[Data shown start]

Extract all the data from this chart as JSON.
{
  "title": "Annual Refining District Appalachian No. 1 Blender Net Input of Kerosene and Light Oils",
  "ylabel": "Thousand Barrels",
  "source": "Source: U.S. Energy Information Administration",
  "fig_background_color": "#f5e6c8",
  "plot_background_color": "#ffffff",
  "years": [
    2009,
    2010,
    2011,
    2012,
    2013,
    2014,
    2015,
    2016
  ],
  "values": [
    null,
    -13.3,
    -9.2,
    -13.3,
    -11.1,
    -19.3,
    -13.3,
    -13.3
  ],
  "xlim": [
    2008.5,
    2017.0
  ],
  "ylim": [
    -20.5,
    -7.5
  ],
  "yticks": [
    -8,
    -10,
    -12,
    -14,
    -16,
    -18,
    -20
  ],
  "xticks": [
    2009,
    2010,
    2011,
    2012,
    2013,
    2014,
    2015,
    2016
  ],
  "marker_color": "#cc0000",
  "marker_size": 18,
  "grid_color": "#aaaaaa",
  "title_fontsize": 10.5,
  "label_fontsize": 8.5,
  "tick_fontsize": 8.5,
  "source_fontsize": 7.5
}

[Data shown end]

:: Directive ::
Retype the data in full and match it exactly.

:: Reply ::
Extract all the data from this chart as JSON.
{
  "title": "Annual Refining District Appalachian No. 1 Blender Net Input of Kerosene and Light Oils",
  "ylabel": "Thousand Barrels",
  "source": "Source: U.S. Energy Information Administration",
  "fig_background_color": "#f5e6c8",
  "plot_background_color": "#ffffff",
  "years": [
    2009,
    2010,
    2011,
    2012,
    2013,
    2014,
    2015,
    2016
  ],
  "values": [
    null,
    -13.3,
    -9.2,
    -13.3,
    -11.1,
    -19.3,
    -13.3,
    -13.3
  ],
  "xlim": [
    2008.5,
    2017.0
  ],
  "ylim": [
    -20.5,
    -7.5
  ],
  "yticks": [
    -8,
    -10,
    -12,
    -14,
    -16,
    -18,
    -20
  ],
  "xticks": [
    2009,
    2010,
    2011,
    2012,
    2013,
    2014,
    2015,
    2016
  ],
  "marker_color": "#cc0000",
  "marker_size": 18,
  "grid_color": "#aaaaaa",
  "title_fontsize": 10.5,
  "label_fontsize": 8.5,
  "tick_fontsize": 8.5,
  "source_fontsize": 7.5
}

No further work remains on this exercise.